Work to complete
Your task is to print all of the material verbatim.

── Entries provided ──

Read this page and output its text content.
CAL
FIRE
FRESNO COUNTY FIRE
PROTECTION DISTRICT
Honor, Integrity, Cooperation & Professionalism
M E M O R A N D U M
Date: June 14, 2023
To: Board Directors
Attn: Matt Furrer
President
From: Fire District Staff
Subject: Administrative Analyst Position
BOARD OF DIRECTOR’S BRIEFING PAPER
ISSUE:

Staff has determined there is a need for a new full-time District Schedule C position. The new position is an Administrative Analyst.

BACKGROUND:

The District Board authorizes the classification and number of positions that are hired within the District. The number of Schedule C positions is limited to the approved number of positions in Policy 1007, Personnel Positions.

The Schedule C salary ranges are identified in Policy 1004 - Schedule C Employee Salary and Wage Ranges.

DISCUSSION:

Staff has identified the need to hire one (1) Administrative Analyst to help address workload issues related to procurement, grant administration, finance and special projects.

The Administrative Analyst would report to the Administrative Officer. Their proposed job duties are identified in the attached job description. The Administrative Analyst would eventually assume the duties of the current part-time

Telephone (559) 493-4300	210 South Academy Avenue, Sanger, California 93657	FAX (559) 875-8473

───

Solution below
Read this page and output its text content.
CAL
FIRE
FRESNO COUNTY FIRE
PROTECTION DISTRICT
Honor, Integrity, Cooperation & Professionalism
M E M O R A N D U M
Date: June 14, 2023
To: Board Directors
Attn: Matt Furrer
President
From: Fire District Staff
Subject: Administrative Analyst Position
BOARD OF DIRECTOR’S BRIEFING PAPER
ISSUE:

Staff has determined there is a need for a new full-time District Schedule C position. The new position is an Administrative Analyst.

BACKGROUND:

The District Board authorizes the classification and number of positions that are hired within the District. The number of Schedule C positions is limited to the approved number of positions in Policy 1007, Personnel Positions.

The Schedule C salary ranges are identified in Policy 1004 - Schedule C Employee Salary and Wage Ranges.

DISCUSSION:

Staff has identified the need to hire one (1) Administrative Analyst to help address workload issues related to procurement, grant administration, finance and special projects.

The Administrative Analyst would report to the Administrative Officer. Their proposed job duties are identified in the attached job description. The Administrative Analyst would eventually assume the duties of the current part-time

Telephone (559) 493-4300	210 South Academy Avenue, Sanger, California 93657	FAX (559) 875-8473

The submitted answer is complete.